- _Task to complete_:
Show every line in the records below that contains the word "title".

- _Supplied entries_:
•••
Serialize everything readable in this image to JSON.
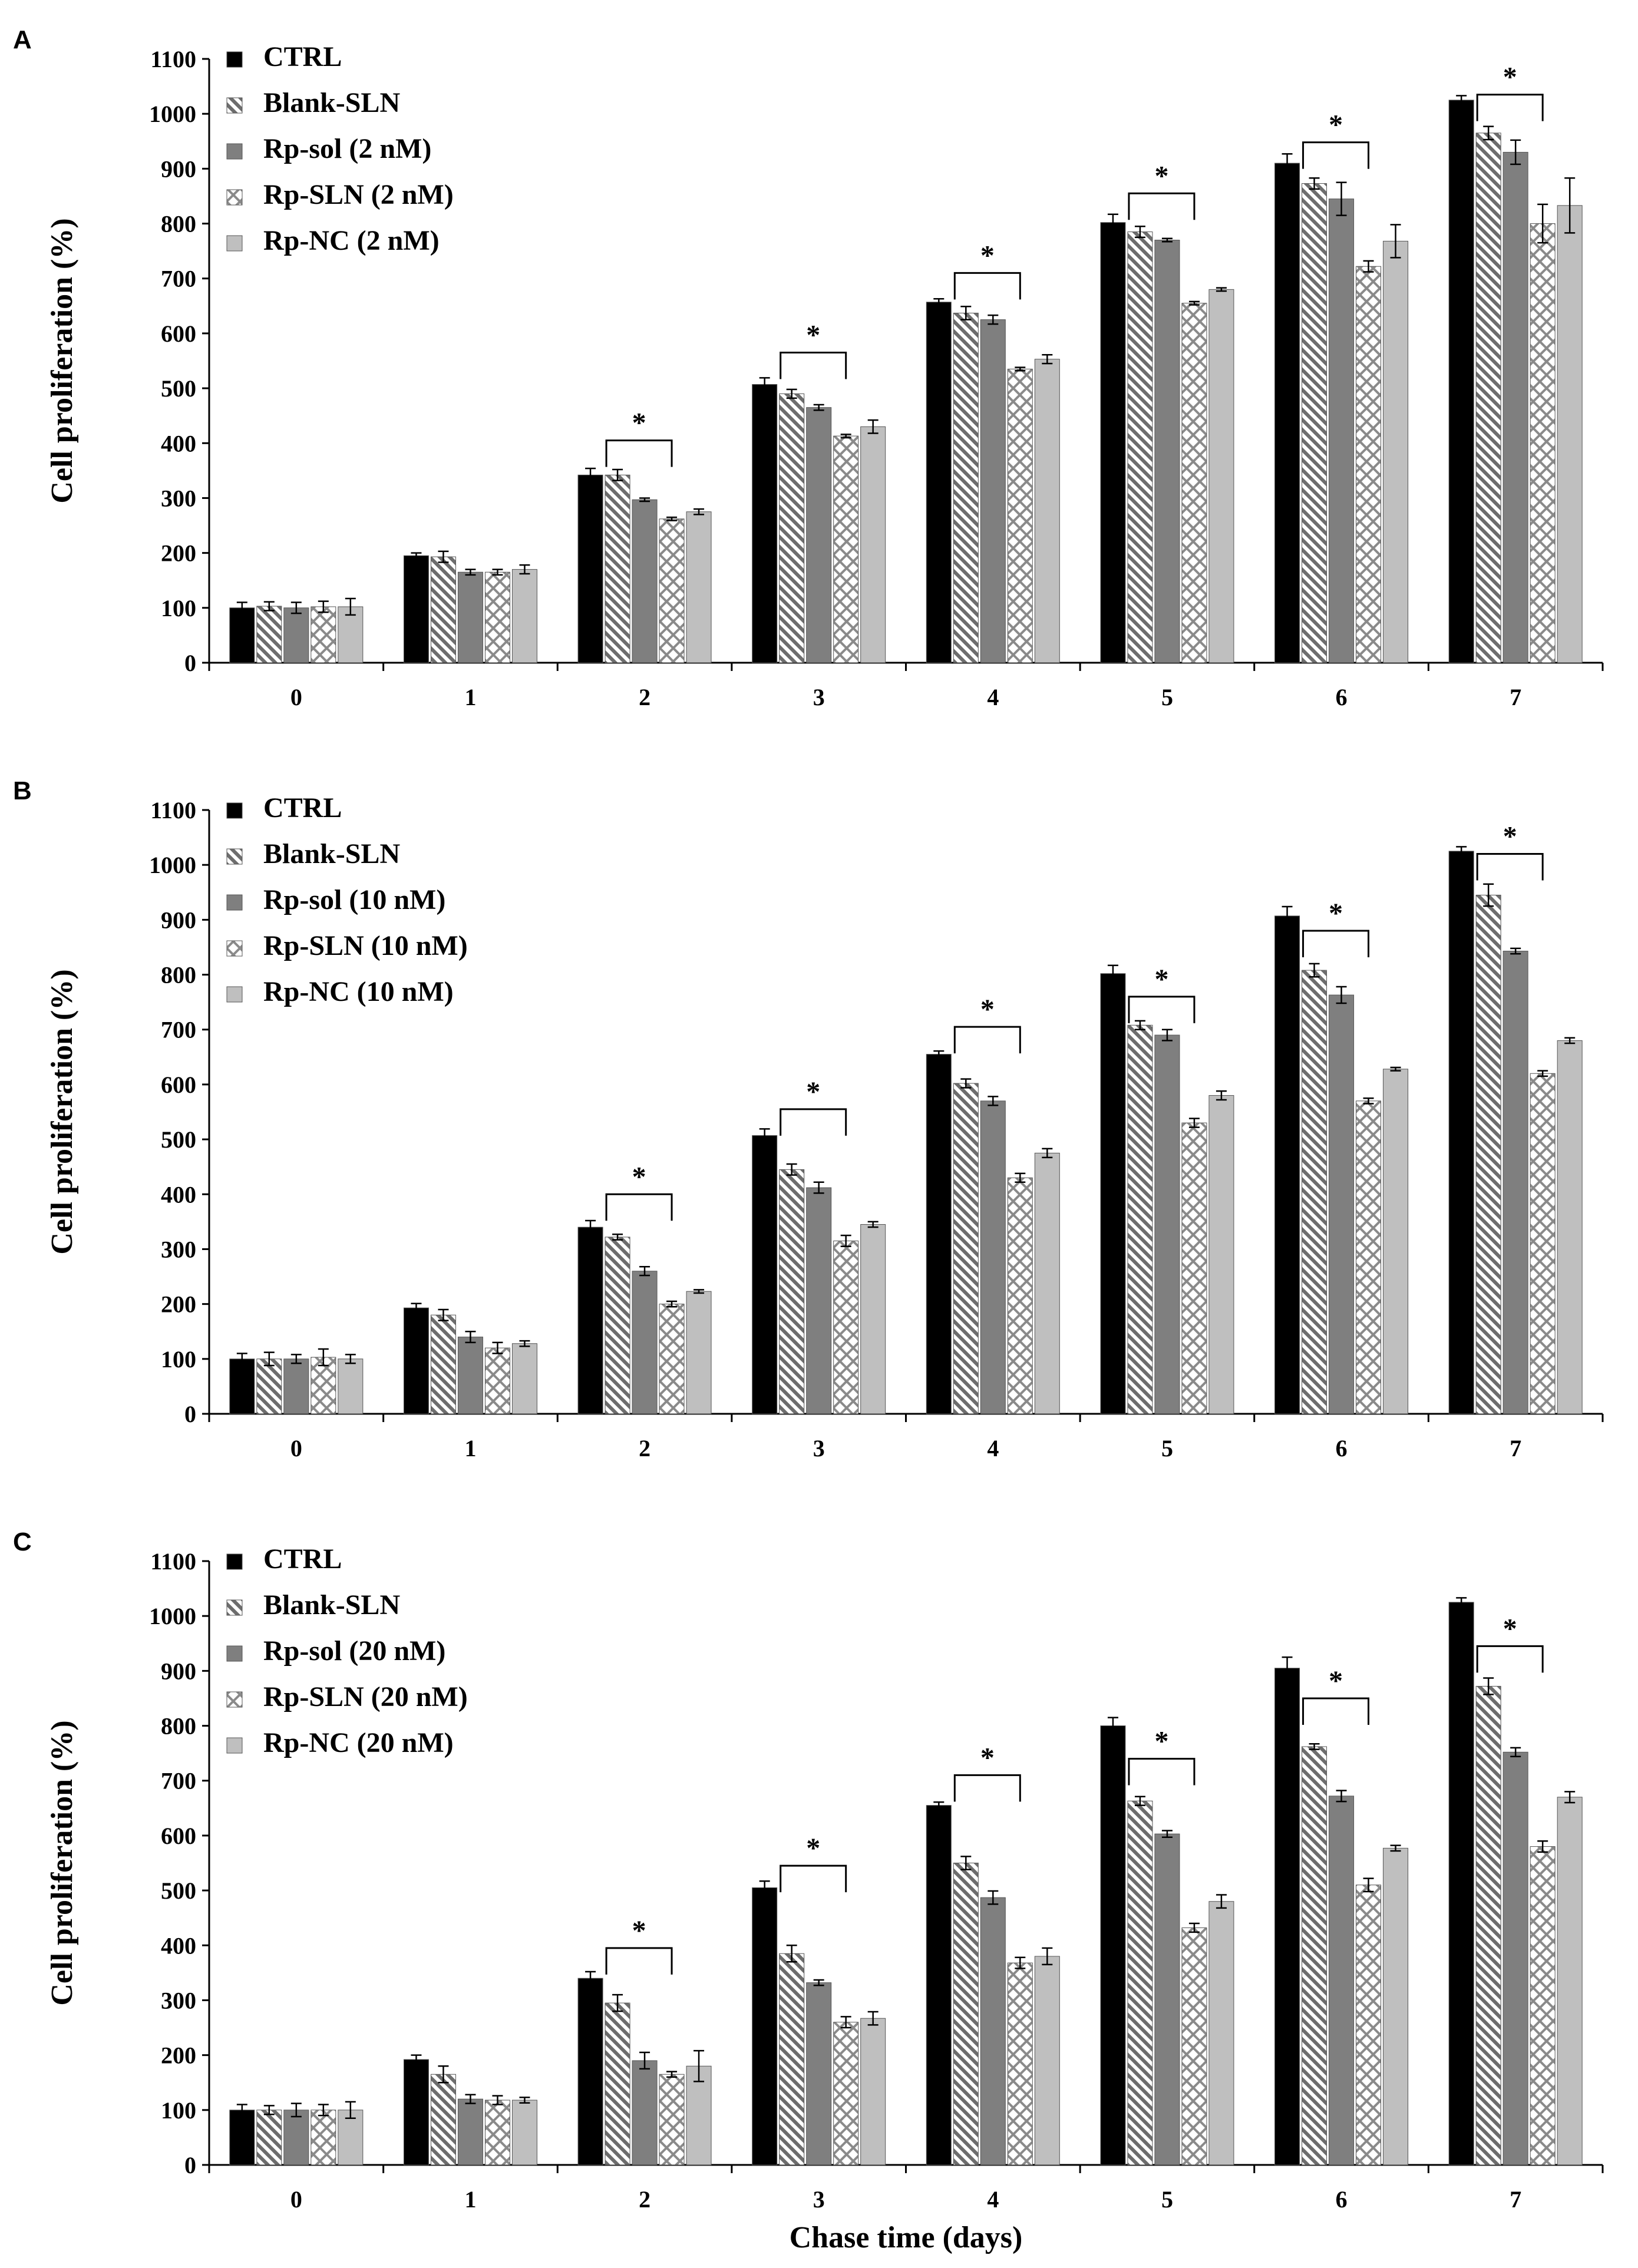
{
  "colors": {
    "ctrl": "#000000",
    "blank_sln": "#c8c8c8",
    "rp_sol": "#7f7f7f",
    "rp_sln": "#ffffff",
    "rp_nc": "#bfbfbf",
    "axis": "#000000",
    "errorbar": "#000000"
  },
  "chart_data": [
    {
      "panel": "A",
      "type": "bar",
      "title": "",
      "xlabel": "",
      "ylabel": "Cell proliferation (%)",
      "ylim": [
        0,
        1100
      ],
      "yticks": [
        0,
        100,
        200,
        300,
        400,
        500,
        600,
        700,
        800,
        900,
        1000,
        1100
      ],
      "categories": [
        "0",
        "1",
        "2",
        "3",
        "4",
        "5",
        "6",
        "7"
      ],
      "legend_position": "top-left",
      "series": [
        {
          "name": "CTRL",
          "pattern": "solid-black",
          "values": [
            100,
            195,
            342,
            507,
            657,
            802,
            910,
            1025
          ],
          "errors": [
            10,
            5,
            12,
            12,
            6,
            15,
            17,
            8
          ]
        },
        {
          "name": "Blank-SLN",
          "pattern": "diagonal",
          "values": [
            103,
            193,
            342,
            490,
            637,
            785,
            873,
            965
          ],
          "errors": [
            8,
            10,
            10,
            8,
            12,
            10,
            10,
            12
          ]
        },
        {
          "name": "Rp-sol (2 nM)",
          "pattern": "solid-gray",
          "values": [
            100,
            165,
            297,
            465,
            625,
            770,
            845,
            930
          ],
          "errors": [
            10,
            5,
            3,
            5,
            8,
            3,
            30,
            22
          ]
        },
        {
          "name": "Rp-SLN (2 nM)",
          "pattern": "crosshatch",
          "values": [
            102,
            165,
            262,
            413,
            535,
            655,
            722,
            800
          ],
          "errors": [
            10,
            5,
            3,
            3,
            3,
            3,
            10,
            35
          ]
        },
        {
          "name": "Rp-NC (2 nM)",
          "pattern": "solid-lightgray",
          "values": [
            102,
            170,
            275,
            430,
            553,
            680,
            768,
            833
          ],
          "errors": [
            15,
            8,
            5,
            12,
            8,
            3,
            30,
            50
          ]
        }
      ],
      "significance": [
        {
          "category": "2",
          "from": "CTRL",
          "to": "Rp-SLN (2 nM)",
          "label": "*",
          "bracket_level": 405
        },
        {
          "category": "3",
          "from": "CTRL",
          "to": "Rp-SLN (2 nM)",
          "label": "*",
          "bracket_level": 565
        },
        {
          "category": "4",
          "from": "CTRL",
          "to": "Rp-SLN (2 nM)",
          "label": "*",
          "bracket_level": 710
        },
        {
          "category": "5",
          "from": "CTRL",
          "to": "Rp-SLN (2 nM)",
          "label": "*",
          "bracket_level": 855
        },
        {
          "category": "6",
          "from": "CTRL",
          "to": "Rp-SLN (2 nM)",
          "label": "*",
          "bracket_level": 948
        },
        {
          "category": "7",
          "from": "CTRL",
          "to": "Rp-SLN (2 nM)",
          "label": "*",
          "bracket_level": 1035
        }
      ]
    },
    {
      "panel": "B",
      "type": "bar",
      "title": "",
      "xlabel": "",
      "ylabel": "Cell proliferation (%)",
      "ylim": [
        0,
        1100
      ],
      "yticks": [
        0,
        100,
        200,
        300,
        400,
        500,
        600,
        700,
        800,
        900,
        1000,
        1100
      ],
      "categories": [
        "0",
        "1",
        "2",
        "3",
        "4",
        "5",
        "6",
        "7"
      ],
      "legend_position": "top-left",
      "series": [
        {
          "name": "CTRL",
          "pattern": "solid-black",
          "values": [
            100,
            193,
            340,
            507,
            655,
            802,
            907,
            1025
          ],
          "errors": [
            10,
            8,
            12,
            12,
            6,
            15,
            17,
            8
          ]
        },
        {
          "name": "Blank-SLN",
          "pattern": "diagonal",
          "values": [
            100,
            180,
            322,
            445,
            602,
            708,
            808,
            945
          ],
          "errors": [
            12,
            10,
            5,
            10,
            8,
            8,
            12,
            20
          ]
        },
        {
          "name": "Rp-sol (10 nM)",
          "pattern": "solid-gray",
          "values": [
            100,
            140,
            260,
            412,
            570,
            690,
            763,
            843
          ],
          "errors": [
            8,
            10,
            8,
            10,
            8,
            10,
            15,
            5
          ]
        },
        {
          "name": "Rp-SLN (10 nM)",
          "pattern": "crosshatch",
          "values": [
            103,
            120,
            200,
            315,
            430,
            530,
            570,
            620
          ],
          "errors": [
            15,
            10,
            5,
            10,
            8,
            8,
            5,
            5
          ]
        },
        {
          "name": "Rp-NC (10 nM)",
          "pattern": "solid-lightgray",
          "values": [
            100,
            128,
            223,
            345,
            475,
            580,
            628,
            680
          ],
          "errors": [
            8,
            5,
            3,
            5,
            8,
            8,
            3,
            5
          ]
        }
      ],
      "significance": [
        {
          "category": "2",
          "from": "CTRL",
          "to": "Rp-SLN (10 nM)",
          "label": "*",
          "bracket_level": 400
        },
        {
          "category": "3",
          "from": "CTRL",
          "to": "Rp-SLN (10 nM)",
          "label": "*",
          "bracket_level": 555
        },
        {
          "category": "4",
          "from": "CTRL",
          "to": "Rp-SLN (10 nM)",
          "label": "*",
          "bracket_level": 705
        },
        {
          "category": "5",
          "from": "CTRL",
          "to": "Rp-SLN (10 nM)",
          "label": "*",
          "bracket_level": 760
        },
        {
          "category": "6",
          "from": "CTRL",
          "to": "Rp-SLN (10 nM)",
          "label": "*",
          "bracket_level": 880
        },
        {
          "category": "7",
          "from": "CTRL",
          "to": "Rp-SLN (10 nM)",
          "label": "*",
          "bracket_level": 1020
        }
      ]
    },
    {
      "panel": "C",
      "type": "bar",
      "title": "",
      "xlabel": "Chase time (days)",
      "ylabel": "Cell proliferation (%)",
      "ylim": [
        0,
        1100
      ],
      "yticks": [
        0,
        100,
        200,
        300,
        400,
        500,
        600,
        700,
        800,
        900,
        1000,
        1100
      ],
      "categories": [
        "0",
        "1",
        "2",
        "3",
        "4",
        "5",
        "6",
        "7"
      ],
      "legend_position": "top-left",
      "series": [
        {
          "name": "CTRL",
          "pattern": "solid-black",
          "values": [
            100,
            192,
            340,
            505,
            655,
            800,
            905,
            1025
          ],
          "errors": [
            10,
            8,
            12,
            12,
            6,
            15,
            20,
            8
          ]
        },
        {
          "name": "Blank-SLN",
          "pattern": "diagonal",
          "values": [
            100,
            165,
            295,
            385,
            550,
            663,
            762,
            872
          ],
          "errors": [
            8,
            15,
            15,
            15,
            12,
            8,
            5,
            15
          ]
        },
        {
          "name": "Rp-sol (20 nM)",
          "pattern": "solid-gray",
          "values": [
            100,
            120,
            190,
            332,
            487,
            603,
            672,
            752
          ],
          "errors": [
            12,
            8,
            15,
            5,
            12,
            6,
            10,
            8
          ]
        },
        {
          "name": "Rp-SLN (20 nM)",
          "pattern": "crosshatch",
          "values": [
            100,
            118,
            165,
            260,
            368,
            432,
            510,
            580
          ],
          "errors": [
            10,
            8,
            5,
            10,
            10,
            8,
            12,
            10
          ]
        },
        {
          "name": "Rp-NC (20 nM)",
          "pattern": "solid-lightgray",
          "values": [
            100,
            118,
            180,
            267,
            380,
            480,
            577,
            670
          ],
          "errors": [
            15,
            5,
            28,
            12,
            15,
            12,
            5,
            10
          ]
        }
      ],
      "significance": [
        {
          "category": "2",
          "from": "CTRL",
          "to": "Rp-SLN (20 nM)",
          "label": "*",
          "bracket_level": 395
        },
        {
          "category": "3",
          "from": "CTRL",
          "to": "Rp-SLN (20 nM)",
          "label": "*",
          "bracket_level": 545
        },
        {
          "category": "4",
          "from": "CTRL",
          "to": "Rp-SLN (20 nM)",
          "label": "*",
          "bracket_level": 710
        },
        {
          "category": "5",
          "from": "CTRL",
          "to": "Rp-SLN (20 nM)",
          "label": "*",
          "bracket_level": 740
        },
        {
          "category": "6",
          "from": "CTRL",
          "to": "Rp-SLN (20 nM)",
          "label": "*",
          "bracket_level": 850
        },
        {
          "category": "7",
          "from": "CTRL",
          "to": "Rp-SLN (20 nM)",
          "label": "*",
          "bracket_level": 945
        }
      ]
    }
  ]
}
•••
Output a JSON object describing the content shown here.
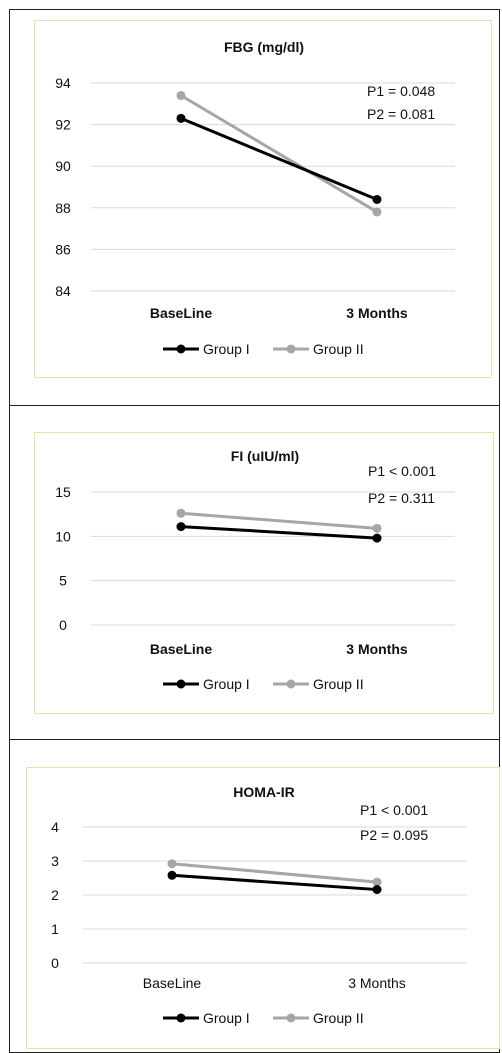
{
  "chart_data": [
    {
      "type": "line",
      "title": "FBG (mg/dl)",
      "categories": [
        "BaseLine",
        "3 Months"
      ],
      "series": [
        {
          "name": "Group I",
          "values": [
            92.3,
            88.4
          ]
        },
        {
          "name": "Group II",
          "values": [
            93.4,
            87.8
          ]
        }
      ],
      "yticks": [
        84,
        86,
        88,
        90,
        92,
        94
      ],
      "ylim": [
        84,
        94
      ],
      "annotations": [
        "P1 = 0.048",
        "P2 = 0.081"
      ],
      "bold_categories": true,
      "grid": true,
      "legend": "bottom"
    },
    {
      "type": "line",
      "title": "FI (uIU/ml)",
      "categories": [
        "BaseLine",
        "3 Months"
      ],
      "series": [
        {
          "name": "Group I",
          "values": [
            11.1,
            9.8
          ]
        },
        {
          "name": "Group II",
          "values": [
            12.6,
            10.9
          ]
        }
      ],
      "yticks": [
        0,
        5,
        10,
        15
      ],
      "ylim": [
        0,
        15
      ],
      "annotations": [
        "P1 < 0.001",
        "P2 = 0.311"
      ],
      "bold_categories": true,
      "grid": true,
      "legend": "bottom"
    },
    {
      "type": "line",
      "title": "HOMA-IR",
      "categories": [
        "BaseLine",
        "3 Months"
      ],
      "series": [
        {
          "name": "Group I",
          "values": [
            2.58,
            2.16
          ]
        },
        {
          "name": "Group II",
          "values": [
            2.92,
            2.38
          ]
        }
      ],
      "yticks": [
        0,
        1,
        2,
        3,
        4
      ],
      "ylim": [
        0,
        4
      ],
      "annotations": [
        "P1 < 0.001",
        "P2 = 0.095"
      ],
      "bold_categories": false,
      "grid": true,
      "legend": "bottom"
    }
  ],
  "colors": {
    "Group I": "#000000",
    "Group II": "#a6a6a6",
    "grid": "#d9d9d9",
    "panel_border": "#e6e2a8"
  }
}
•••
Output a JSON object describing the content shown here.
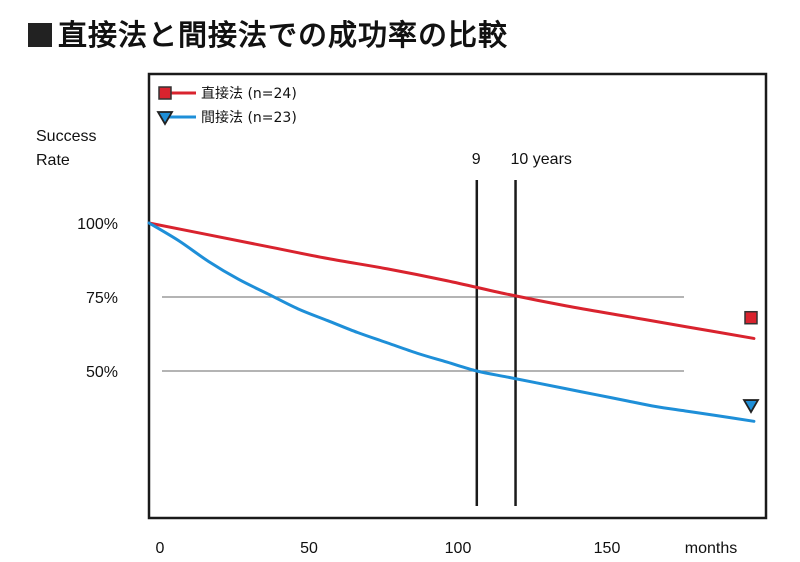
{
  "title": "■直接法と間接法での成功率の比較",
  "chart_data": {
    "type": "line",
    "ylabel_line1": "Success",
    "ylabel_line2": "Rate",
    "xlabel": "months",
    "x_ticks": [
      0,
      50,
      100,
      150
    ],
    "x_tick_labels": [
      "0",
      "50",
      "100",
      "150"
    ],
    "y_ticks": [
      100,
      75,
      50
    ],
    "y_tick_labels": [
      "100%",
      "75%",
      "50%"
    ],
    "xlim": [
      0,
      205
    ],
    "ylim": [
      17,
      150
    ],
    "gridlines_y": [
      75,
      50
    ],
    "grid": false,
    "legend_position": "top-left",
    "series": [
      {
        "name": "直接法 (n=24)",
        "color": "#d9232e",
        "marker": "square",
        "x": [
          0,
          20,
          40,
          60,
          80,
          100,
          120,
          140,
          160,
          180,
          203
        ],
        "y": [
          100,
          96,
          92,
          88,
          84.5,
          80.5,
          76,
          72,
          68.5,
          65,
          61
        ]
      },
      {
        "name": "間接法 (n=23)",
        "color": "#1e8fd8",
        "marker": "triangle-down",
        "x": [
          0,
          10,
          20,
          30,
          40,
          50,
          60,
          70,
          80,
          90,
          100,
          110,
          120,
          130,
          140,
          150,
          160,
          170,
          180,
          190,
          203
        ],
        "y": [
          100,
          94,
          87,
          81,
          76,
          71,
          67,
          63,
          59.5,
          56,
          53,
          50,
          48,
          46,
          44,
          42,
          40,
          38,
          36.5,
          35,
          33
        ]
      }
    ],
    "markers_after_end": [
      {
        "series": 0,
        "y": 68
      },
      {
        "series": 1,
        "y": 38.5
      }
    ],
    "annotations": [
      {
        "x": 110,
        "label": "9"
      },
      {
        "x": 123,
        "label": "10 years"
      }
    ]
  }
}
•••
- _Answer for the task_:
      "title": "",
      "title": "",
      "title": "",
      "title": "FBG (mg/dl)",
      "title": "FI (uIU/ml)",
      "title": "HOMA-IR",
  "title": "■直接法と間接法での成功率の比較",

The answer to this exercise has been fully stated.